◆ Figure content listings:
========

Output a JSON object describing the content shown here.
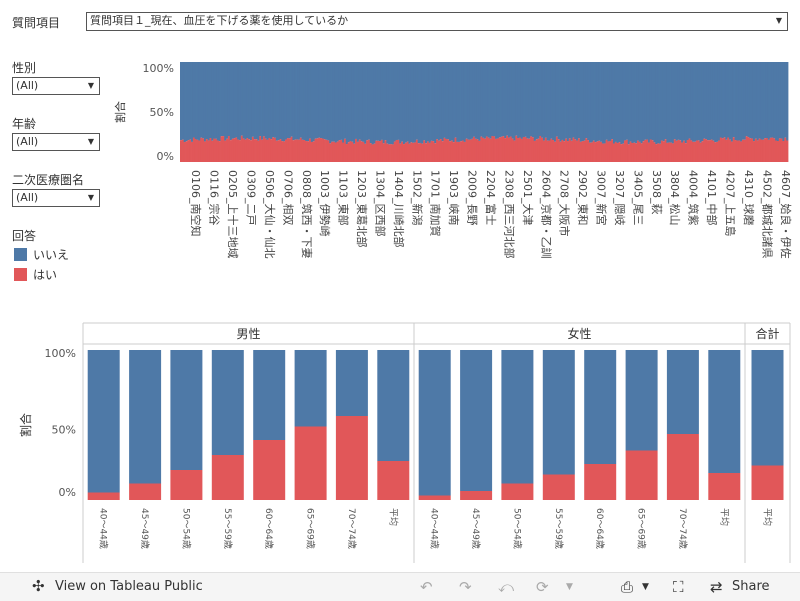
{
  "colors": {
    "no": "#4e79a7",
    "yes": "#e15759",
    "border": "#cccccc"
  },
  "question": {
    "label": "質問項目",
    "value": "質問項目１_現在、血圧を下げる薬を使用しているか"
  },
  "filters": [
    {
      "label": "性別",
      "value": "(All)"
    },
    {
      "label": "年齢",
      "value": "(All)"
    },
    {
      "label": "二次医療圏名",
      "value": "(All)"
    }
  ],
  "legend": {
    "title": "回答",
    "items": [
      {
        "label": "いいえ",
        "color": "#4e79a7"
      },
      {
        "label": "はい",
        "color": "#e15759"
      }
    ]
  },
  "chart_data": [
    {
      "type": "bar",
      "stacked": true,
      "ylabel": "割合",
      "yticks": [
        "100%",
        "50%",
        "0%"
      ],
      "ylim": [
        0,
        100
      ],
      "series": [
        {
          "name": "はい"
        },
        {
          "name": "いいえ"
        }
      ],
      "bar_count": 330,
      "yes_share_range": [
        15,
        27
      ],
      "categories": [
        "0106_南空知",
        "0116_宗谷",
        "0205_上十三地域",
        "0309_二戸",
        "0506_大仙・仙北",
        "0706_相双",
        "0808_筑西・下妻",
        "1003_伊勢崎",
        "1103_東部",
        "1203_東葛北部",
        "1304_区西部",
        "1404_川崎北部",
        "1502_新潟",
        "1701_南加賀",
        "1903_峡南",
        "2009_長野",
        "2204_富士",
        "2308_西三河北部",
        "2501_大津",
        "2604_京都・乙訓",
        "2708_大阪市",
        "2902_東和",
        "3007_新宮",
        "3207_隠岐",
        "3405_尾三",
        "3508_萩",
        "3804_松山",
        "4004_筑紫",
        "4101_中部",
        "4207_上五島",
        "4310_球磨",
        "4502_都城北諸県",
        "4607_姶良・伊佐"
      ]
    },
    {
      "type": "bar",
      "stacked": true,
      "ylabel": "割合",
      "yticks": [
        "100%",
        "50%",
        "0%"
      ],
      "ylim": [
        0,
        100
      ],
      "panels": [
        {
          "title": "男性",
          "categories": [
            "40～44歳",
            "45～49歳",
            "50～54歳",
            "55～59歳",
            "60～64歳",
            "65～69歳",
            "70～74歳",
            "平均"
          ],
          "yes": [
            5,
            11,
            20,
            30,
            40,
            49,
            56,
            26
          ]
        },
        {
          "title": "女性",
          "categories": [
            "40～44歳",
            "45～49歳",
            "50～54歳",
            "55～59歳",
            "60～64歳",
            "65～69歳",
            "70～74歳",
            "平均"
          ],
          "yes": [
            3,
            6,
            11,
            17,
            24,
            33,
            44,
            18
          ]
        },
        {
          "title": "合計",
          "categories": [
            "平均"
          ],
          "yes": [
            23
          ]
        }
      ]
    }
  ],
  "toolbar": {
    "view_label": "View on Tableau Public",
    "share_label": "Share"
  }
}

========

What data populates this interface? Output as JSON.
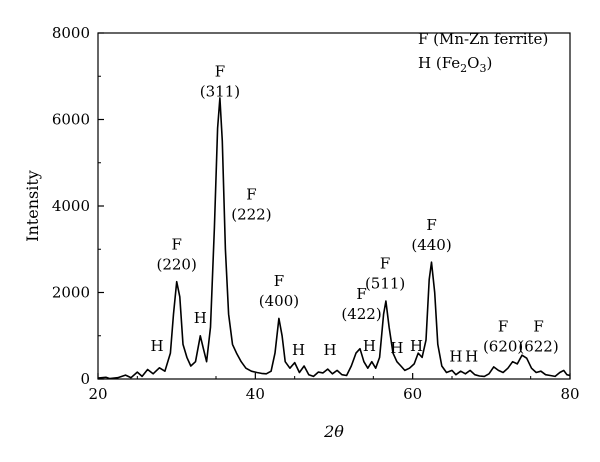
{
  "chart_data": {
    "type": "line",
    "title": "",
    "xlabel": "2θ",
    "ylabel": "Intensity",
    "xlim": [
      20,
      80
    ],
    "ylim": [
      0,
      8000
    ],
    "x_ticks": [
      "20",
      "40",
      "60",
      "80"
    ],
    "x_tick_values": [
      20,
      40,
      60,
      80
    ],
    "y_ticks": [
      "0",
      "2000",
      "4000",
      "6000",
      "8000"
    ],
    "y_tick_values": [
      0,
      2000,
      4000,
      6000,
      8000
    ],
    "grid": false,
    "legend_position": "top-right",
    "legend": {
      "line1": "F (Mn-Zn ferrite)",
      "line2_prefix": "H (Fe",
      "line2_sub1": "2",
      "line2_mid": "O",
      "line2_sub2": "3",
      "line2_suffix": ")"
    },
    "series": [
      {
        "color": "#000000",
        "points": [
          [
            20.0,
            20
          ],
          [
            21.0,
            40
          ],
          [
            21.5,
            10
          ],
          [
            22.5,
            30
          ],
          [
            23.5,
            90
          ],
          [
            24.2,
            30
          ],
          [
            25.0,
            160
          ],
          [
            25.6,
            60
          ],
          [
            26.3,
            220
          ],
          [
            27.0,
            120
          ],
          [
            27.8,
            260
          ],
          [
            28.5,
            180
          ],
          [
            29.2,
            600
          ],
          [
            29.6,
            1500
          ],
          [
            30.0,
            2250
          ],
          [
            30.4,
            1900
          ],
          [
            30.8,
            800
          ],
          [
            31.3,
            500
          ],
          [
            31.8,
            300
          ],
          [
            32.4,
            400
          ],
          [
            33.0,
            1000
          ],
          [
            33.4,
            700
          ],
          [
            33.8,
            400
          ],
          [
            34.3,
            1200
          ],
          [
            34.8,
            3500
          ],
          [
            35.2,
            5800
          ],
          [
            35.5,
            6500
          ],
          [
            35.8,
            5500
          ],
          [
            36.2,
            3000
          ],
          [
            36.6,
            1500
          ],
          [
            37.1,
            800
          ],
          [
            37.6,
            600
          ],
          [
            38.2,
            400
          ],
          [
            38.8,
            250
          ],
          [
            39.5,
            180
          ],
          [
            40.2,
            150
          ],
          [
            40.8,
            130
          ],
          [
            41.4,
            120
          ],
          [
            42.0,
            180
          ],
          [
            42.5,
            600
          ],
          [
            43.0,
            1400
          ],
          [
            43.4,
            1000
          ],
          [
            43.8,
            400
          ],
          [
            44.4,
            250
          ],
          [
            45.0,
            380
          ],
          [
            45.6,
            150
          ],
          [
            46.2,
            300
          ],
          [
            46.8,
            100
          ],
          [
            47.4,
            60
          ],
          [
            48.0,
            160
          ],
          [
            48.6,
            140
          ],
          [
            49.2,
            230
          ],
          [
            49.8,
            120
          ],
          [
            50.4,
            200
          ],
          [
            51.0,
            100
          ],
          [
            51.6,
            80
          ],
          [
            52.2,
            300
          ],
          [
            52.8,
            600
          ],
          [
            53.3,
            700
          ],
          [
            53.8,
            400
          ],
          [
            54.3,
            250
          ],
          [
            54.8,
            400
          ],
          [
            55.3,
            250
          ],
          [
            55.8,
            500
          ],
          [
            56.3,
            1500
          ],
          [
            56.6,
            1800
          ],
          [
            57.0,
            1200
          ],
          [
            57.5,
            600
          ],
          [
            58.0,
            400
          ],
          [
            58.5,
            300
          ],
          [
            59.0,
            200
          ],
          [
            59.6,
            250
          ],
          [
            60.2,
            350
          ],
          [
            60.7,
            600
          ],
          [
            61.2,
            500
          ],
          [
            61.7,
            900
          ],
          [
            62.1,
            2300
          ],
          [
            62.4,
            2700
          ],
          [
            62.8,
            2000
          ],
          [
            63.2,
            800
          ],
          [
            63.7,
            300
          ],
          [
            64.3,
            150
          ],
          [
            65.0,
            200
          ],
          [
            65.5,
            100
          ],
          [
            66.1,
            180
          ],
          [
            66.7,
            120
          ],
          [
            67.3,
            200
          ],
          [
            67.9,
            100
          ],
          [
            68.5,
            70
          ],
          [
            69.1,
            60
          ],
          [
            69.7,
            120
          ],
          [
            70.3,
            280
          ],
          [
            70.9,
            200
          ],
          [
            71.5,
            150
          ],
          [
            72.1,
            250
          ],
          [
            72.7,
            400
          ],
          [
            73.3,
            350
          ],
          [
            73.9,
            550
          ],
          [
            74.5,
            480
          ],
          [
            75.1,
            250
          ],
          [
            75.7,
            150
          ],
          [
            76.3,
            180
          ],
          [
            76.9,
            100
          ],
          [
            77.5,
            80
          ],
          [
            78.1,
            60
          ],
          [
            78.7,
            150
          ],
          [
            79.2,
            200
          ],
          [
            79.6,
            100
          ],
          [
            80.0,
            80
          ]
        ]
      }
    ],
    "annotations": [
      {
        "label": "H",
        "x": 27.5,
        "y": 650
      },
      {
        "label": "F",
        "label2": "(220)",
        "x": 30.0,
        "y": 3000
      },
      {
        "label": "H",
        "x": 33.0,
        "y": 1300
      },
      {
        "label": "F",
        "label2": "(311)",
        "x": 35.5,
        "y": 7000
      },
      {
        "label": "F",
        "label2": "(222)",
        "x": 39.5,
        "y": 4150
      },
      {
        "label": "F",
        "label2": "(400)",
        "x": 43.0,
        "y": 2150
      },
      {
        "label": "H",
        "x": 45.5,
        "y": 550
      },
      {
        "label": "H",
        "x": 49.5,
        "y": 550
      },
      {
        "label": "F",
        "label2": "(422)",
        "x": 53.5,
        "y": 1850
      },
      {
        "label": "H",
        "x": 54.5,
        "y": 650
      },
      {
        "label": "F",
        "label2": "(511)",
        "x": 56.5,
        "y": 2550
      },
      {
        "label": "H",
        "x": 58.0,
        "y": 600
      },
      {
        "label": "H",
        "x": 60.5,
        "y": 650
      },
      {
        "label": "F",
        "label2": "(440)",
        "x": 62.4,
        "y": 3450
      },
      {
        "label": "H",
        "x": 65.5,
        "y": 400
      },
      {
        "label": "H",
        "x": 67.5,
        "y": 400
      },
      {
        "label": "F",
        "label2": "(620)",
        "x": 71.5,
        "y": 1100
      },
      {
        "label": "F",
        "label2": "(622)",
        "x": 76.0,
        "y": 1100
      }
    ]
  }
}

========

◆ Written exercise:
Your answer should be a single number: the count of lines that contain "title".

◆ Result:
5